[Stored data]
────────────────

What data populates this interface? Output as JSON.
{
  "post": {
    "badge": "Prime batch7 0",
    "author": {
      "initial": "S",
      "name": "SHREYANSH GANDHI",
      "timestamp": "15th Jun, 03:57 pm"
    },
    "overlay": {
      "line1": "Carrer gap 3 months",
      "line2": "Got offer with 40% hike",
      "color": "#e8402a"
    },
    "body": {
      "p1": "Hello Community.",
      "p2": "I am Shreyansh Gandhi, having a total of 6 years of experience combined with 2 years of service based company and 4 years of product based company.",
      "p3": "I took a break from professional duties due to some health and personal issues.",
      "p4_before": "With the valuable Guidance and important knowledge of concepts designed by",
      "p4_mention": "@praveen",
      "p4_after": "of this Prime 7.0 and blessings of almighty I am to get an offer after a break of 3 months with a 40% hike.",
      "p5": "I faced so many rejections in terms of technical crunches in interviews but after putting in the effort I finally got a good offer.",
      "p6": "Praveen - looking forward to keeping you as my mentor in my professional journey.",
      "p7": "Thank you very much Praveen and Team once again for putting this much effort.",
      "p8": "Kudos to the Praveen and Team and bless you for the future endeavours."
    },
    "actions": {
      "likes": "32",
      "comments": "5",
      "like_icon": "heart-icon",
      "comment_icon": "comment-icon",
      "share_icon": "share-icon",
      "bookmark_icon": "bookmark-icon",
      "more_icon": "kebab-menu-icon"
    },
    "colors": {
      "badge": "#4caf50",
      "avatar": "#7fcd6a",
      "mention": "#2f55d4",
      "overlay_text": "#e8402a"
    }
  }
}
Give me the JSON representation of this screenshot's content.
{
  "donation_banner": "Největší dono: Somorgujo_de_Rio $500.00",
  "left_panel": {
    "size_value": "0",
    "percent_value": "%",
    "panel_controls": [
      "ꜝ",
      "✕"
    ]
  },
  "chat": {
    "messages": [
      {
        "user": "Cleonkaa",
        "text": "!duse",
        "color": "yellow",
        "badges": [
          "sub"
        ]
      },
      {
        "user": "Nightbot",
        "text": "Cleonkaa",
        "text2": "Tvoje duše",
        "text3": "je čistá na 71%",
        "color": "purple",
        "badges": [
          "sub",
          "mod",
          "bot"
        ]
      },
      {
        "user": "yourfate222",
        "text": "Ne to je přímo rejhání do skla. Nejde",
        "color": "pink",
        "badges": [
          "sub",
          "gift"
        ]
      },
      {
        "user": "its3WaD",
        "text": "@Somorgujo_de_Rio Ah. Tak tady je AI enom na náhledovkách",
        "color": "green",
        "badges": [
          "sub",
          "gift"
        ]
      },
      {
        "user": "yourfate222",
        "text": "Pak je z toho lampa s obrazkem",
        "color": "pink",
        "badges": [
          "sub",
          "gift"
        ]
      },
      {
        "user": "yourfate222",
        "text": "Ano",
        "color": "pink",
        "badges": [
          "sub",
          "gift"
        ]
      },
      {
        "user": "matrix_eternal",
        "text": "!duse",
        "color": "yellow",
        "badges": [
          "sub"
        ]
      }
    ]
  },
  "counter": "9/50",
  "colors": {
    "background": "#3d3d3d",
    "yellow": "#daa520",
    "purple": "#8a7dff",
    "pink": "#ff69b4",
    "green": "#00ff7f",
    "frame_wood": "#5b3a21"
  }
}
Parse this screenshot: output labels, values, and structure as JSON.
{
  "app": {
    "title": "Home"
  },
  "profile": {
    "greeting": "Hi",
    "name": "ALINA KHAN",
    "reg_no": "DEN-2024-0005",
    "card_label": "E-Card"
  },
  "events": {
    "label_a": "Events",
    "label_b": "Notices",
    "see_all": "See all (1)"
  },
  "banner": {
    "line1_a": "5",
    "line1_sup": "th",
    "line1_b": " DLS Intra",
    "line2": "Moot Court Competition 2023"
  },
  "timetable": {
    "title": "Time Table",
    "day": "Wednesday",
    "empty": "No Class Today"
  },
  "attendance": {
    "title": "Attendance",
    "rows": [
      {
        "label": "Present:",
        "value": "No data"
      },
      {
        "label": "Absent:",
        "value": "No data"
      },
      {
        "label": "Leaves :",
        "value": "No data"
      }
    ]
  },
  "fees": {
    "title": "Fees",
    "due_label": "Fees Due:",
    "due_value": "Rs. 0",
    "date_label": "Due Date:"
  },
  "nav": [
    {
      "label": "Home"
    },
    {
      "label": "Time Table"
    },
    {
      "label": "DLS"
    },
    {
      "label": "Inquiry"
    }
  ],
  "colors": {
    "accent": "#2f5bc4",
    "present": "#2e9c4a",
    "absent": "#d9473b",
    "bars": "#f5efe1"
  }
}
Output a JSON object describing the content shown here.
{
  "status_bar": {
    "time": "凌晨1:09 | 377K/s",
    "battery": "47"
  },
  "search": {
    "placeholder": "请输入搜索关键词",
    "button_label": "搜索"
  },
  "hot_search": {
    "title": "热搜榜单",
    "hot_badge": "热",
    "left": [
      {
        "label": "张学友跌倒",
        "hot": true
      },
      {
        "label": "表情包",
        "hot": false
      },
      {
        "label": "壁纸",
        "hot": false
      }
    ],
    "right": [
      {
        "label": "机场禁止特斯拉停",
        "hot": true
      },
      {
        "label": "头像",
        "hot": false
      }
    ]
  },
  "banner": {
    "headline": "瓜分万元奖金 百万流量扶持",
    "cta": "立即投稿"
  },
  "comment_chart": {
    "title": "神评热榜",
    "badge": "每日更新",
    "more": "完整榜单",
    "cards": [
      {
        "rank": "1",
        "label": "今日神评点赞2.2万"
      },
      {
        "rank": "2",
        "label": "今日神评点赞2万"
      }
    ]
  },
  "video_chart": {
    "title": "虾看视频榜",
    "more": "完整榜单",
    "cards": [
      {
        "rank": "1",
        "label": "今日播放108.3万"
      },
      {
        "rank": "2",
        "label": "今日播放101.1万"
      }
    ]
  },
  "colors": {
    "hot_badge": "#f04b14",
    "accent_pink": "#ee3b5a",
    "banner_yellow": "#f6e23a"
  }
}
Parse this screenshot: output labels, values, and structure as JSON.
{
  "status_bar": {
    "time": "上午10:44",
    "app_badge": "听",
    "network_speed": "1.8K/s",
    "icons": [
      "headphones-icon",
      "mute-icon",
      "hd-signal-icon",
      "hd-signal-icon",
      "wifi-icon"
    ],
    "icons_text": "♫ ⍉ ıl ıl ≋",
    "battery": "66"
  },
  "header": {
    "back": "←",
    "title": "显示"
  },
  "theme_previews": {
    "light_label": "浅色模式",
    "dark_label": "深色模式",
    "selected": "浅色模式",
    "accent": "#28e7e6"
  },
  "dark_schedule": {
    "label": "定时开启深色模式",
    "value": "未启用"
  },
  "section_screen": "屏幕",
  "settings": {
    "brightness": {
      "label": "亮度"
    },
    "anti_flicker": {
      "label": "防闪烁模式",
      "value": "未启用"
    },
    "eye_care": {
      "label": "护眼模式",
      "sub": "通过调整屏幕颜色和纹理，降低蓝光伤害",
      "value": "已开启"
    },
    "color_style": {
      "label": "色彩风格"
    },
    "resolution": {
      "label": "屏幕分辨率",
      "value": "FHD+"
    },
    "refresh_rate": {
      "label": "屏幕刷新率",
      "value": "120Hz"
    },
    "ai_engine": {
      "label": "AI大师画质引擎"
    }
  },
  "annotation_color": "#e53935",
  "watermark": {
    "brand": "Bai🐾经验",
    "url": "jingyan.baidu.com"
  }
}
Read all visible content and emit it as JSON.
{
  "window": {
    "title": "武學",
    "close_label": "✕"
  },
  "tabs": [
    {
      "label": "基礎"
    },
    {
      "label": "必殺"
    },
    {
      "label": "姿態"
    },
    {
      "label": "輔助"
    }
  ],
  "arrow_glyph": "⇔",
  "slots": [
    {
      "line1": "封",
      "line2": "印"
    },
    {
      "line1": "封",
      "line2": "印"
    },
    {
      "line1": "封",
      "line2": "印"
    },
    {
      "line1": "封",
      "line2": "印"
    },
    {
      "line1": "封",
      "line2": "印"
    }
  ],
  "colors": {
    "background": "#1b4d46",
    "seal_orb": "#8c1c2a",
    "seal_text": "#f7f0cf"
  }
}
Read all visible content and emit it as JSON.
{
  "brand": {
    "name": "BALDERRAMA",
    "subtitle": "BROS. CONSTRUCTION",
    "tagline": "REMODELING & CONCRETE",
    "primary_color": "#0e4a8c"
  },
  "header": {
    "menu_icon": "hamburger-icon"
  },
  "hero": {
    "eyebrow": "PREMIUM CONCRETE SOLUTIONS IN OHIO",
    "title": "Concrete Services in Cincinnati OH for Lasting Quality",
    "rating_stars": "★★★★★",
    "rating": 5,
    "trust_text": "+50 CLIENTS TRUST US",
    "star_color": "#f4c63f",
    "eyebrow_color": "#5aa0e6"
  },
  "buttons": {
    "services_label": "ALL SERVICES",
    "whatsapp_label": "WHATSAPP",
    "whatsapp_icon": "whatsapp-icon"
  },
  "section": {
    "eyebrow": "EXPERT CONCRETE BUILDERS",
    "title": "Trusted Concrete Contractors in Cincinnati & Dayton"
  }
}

────────────────

Check all the records above and select each line where the string "professional" is found.

      "p3": "I took a break from professional duties due to some health and personal issues.",
      "p6": "Praveen - looking forward to keeping you as my mentor in my professional journey.",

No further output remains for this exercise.